▶ WRITTEN EXERCISE:
In the listing below, pick out lines with "from".

▶ RECORDS SUPPLIED:
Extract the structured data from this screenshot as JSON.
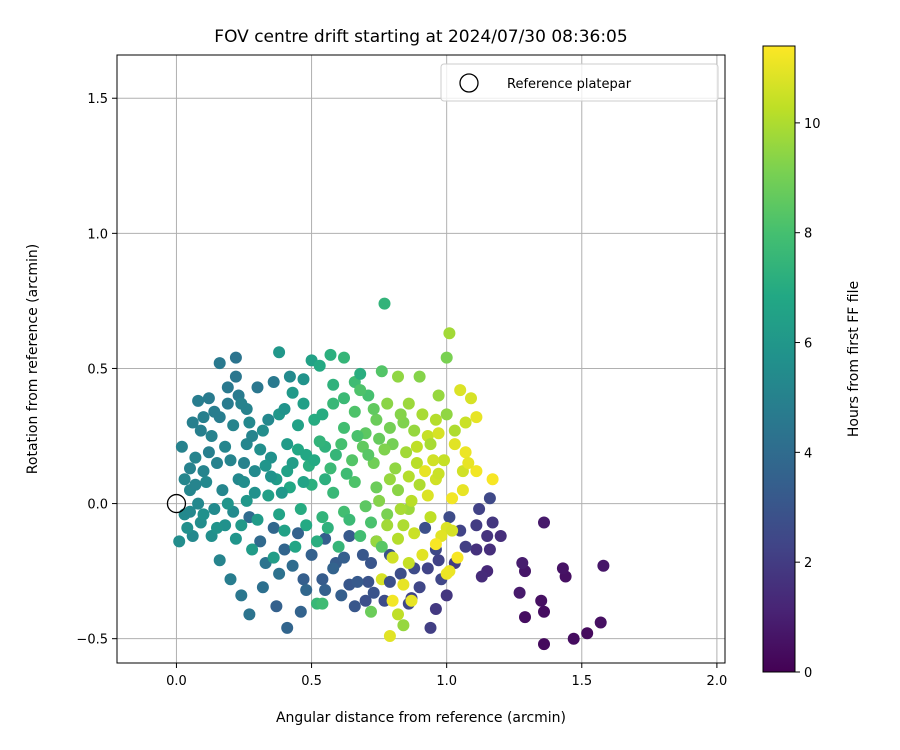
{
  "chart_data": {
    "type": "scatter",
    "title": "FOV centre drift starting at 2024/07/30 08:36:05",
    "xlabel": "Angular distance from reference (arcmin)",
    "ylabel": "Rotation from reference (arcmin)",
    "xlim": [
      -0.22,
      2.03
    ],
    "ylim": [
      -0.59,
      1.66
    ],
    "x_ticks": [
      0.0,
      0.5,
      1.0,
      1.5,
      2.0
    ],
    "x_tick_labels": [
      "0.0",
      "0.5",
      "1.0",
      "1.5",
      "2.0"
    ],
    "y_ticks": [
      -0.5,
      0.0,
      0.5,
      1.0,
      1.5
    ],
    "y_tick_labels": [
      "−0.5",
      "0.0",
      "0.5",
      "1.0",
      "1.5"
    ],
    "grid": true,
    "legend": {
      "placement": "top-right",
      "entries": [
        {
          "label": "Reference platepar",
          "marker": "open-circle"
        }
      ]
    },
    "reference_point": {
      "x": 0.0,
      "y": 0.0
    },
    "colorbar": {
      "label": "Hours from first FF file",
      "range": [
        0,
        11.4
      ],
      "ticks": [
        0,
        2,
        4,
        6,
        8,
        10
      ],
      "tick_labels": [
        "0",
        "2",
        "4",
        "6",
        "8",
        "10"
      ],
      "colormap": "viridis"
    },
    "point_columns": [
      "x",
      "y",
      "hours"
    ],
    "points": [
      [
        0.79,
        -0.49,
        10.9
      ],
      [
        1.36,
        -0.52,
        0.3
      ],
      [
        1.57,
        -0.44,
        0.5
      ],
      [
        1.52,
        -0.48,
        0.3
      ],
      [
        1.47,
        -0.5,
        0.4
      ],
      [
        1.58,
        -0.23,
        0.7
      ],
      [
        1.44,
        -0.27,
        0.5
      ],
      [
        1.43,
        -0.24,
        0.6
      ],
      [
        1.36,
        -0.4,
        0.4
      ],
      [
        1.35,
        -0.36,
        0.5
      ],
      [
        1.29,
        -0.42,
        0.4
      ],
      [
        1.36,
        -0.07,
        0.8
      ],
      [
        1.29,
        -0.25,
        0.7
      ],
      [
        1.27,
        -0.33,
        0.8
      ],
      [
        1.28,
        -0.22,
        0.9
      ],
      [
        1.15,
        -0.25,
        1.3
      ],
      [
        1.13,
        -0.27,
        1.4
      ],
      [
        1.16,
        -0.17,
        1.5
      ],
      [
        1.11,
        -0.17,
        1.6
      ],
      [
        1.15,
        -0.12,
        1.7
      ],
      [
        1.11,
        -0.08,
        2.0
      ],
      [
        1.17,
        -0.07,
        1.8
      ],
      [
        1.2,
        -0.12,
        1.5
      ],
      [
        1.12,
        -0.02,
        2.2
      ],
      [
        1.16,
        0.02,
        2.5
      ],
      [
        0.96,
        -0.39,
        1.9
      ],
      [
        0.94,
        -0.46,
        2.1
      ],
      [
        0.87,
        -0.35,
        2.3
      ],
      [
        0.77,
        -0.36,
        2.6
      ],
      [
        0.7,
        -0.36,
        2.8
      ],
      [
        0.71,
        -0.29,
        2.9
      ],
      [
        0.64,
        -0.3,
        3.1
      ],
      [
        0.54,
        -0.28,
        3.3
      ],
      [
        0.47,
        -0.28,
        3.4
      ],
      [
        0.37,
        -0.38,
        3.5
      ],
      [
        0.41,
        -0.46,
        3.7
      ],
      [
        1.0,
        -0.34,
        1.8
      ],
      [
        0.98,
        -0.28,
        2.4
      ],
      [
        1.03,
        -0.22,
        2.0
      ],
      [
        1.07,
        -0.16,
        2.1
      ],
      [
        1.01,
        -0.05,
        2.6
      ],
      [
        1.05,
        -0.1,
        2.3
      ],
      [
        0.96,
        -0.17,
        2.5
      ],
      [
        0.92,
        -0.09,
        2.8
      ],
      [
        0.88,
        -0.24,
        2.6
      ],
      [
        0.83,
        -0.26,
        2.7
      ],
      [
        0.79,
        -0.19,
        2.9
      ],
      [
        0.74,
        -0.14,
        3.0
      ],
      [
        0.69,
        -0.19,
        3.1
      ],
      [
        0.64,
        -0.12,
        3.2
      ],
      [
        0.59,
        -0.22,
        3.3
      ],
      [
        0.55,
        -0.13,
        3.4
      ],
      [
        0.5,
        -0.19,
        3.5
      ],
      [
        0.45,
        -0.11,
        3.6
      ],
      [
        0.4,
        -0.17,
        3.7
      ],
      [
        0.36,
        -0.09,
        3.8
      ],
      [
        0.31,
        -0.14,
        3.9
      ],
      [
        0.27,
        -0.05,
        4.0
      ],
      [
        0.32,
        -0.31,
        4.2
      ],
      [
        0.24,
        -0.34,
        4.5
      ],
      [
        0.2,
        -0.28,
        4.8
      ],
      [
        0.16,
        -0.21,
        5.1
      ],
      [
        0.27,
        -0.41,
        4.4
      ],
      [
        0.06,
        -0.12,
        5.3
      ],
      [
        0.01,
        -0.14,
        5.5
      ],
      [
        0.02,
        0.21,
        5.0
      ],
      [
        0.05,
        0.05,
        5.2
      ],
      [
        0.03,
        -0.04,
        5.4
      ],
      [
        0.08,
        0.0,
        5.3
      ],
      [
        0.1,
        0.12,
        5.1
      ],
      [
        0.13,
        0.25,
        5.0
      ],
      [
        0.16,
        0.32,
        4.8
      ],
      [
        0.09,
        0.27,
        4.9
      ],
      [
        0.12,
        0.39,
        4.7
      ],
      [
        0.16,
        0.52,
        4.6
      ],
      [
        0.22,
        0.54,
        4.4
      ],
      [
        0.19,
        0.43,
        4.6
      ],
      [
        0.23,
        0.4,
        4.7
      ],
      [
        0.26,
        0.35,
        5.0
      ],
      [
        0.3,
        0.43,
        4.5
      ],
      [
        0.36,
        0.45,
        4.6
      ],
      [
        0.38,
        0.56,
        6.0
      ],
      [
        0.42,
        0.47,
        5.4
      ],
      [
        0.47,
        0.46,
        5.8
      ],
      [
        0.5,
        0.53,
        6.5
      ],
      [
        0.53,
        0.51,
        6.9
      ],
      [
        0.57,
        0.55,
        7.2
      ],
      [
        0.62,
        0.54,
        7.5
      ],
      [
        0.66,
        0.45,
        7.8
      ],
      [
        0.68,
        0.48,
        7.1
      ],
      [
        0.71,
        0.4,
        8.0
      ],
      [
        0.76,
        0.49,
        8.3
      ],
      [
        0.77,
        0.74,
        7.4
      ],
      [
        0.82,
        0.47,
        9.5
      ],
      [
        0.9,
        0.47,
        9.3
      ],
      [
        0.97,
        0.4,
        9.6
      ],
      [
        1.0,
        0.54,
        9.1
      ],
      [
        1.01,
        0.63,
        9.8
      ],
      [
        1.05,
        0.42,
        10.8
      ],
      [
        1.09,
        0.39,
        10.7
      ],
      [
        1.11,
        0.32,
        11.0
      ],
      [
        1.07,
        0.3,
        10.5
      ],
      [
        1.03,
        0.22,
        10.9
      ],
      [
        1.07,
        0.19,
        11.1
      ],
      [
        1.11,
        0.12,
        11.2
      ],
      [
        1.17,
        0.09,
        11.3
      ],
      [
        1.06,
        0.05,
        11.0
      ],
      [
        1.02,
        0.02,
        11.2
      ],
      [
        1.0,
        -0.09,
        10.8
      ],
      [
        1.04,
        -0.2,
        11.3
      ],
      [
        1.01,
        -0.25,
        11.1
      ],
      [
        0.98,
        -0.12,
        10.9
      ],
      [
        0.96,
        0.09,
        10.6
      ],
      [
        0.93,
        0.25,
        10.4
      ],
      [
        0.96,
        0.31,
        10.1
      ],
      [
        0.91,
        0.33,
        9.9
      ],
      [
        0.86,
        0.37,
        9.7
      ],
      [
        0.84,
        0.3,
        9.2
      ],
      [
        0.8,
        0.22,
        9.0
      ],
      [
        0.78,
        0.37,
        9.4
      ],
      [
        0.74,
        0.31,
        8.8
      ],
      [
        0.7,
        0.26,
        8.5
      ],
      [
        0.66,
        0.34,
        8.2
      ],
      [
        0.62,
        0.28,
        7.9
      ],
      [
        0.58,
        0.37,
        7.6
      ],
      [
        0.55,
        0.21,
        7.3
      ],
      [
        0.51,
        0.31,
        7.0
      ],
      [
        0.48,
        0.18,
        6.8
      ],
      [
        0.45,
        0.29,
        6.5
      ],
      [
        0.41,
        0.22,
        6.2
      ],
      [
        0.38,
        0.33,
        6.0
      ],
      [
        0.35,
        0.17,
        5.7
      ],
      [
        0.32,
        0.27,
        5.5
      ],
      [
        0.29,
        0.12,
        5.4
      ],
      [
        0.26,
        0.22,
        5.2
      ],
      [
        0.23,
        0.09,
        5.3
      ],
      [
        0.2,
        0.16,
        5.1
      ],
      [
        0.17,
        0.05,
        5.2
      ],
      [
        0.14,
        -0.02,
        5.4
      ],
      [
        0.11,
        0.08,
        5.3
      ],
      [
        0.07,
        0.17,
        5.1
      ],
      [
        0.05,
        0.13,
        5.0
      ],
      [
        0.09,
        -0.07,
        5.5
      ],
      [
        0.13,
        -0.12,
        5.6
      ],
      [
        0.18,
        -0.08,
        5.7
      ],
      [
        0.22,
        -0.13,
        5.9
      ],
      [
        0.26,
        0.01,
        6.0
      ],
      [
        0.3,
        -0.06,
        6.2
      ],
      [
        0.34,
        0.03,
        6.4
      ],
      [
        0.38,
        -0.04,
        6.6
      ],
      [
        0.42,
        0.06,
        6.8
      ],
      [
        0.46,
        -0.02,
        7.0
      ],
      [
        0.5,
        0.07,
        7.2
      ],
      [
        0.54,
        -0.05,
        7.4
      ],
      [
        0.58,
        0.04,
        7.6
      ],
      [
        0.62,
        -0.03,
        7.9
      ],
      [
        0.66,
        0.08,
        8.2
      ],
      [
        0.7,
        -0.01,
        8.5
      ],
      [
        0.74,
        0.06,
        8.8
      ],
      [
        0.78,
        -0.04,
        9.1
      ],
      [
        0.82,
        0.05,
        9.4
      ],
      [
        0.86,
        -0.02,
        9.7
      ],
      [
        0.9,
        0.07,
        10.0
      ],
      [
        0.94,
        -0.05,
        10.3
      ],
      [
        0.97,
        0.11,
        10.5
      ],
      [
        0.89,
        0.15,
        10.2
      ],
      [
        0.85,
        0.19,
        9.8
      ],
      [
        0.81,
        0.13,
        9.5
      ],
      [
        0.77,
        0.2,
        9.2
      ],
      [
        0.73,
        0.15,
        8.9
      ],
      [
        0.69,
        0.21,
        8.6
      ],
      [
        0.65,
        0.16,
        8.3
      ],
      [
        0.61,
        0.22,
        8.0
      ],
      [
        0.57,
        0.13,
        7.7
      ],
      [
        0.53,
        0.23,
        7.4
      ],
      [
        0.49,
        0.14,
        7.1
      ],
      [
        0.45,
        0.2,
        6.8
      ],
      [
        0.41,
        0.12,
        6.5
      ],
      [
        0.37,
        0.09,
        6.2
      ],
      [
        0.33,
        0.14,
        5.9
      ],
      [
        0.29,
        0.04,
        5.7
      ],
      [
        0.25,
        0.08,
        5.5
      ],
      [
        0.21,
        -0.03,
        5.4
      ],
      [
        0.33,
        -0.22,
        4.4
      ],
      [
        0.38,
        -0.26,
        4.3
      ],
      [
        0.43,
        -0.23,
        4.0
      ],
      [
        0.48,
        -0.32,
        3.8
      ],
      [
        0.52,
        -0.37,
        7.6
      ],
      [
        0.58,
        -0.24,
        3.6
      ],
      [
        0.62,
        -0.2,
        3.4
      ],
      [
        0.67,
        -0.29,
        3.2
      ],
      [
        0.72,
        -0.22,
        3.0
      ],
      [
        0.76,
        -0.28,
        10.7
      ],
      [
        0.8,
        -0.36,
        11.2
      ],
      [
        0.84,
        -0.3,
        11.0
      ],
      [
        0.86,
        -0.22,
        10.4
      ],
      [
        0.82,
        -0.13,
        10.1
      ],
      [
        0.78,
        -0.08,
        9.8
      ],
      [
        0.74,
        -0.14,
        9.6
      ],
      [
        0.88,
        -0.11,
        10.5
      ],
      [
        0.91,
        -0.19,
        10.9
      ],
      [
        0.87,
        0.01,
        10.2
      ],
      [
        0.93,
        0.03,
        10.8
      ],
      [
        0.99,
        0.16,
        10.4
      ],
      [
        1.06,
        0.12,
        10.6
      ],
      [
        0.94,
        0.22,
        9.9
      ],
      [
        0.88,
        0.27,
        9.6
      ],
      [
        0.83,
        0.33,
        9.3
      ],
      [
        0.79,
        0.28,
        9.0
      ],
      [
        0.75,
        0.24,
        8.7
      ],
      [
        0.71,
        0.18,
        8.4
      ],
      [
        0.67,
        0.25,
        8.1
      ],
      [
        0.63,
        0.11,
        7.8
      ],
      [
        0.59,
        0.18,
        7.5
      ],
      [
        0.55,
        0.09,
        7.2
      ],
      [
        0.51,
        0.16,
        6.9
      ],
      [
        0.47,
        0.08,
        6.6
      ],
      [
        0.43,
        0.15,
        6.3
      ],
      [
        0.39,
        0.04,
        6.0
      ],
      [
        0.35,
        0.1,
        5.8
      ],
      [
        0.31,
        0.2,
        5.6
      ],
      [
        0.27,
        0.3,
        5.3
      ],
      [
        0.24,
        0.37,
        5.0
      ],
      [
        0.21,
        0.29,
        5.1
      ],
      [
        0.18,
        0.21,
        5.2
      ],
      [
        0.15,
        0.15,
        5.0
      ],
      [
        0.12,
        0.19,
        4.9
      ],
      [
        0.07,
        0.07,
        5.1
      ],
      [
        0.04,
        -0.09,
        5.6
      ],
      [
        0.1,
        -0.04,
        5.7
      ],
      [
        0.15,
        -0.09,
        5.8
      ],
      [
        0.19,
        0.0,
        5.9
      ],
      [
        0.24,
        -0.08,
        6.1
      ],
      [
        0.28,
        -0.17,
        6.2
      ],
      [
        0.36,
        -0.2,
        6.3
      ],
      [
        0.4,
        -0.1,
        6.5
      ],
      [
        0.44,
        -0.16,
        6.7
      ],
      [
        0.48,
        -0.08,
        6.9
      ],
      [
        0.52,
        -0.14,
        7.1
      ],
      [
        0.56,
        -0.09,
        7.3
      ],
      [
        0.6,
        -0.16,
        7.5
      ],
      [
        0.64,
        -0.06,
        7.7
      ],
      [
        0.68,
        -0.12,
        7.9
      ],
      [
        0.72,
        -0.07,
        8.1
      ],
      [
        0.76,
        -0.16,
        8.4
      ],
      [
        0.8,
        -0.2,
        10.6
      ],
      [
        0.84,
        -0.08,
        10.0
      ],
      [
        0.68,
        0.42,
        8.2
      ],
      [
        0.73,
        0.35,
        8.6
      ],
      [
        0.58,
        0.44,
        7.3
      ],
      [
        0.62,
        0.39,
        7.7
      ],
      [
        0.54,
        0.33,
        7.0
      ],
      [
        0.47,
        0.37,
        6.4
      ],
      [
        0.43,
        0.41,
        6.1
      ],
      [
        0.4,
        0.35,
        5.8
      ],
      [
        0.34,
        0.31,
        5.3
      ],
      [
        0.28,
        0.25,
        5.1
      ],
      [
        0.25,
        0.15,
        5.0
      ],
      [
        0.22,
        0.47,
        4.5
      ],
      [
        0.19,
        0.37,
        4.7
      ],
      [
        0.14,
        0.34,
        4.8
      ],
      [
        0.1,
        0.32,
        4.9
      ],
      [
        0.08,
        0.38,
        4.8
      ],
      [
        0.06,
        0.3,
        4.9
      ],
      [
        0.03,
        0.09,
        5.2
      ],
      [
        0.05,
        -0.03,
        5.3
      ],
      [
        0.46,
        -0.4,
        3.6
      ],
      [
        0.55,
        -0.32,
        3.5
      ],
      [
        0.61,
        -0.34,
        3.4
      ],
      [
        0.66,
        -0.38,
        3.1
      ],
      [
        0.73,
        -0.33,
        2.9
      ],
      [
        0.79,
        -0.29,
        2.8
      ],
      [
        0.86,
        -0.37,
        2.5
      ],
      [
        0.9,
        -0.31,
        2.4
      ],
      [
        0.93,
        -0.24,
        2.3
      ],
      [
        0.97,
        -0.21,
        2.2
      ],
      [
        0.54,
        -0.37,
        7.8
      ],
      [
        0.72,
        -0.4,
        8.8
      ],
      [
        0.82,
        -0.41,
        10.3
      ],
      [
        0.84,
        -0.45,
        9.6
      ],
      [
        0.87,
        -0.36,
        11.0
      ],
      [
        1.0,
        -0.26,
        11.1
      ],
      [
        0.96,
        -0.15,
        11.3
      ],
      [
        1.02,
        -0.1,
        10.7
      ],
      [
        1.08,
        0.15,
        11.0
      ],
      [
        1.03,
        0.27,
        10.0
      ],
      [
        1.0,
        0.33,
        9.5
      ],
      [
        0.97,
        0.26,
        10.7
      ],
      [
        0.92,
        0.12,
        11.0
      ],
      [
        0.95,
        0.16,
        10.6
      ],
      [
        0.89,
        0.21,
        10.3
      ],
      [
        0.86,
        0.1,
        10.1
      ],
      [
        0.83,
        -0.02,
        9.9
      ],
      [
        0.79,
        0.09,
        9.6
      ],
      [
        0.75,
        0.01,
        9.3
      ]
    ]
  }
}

▶ RESULT:
Extract the structured data from this screenshot as JSON.
    "xlabel": "Angular distance from reference (arcmin)",
    "ylabel": "Rotation from reference (arcmin)",
      "label": "Hours from first FF file",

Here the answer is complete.